### Data in this exercise
^^^^

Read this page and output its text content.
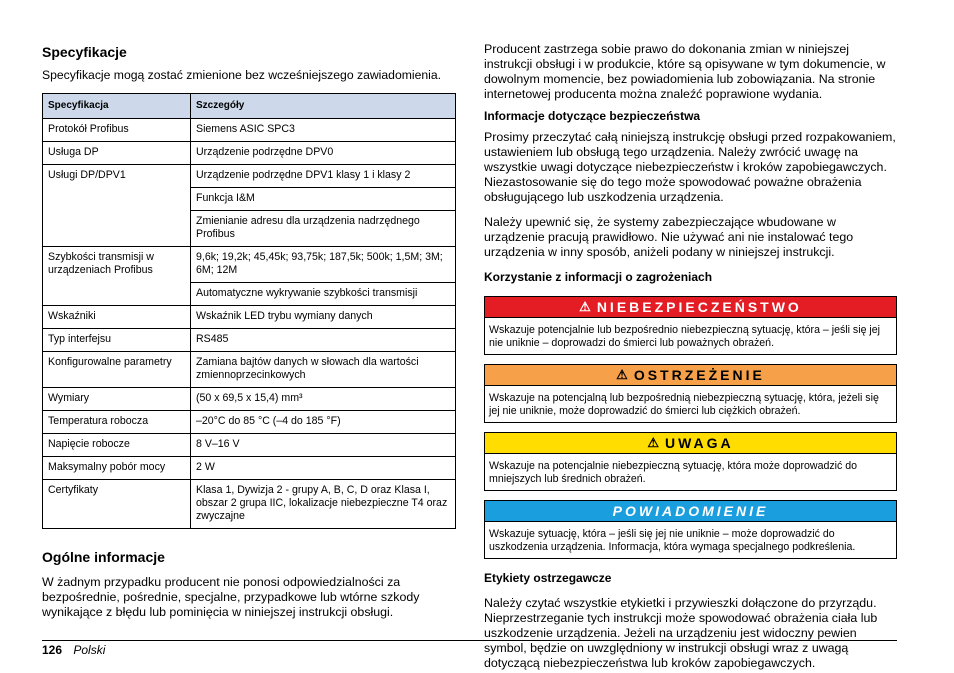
Specyfikacje

Specyfikacje mogą zostać zmienione bez wcześniejszego zawiadomienia.

Specyfikacja	Szczegóły
Protokół Profibus	Siemens ASIC SPC3
Usługa DP	Urządzenie podrzędne DPV0
Usługi DP/DPV1	Urządzenie podrzędne DPV1 klasy 1 i klasy 2
	Funkcja I&M
	Zmienianie adresu dla urządzenia nadrzędnego Profibus
Szybkości transmisji w urządzeniach Profibus	9,6k; 19,2k; 45,45k; 93,75k; 187,5k; 500k; 1,5M; 3M; 6M; 12M
	Automatyczne wykrywanie szybkości transmisji
Wskaźniki	Wskaźnik LED trybu wymiany danych
Typ interfejsu	RS485
Konfigurowalne parametry	Zamiana bajtów danych w słowach dla wartości zmiennoprzecinkowych
Wymiary	(50 x 69,5 x 15,4) mm³
Temperatura robocza	–20°C do 85 °C (–4 do 185 °F)
Napięcie robocze	8 V–16 V
Maksymalny pobór mocy	2 W
Certyfikaty	Klasa 1, Dywizja 2 - grupy A, B, C, D oraz Klasa I, obszar 2 grupa IIC, lokalizacje niebezpieczne T4 oraz zwyczajne
Ogólne informacje

W żadnym przypadku producent nie ponosi odpowiedzialności za bezpośrednie, pośrednie, specjalne, przypadkowe lub wtórne szkody wynikające z błędu lub pominięcia w niniejszej instrukcji obsługi.

Producent zastrzega sobie prawo do dokonania zmian w niniejszej instrukcji obsługi i w produkcie, które są opisywane w tym dokumencie, w dowolnym momencie, bez powiadomienia lub zobowiązania. Na stronie internetowej producenta można znaleźć poprawione wydania.

Informacje dotyczące bezpieczeństwa

Prosimy przeczytać całą niniejszą instrukcję obsługi przed rozpakowaniem, ustawieniem lub obsługą tego urządzenia. Należy zwrócić uwagę na wszystkie uwagi dotyczące niebezpieczeństw i kroków zapobiegawczych. Niezastosowanie się do tego może spowodować poważne obrażenia obsługującego lub uszkodzenia urządzenia.

Należy upewnić się, że systemy zabezpieczające wbudowane w urządzenie pracują prawidłowo. Nie używać ani nie instalować tego urządzenia w inny sposób, aniżeli podany w niniejszej instrukcji.

Korzystanie z informacji o zagrożeniach
⚠ NIEBEZPIECZEŃSTWO
Wskazuje potencjalnie lub bezpośrednio niebezpieczną sytuację, która – jeśli się jej nie uniknie – doprowadzi do śmierci lub poważnych obrażeń.
⚠ OSTRZEŻENIE
Wskazuje na potencjalną lub bezpośrednią niebezpieczną sytuację, która, jeżeli się jej nie uniknie, może doprowadzić do śmierci lub ciężkich obrażeń.
⚠ UWAGA
Wskazuje na potencjalnie niebezpieczną sytuację, która może doprowadzić do mniejszych lub średnich obrażeń.
POWIADOMIENIE
Wskazuje sytuację, która – jeśli się jej nie uniknie – może doprowadzić do uszkodzenia urządzenia. Informacja, która wymaga specjalnego podkreślenia.
Etykiety ostrzegawcze

Należy czytać wszystkie etykietki i przywieszki dołączone do przyrządu. Nieprzestrzeganie tych instrukcji może spowodować obrażenia ciała lub uszkodzenie urządzenia. Jeżeli na urządzeniu jest widoczny pewien symbol, będzie on uwzględniony w instrukcji obsługi wraz z uwagą dotyczącą niebezpieczeństwa lub kroków zapobiegawczych.

126 Polski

^^^^

Select every line in the records above that contains the word "śmierci".

### Output of the exercise
Wskazuje potencjalnie lub bezpośrednio niebezpieczną sytuację, która – jeśli się jej nie uniknie – doprowadzi do śmierci lub poważnych obrażeń.
Wskazuje na potencjalną lub bezpośrednią niebezpieczną sytuację, która, jeżeli się jej nie uniknie, może doprowadzić do śmierci lub ciężkich obrażeń.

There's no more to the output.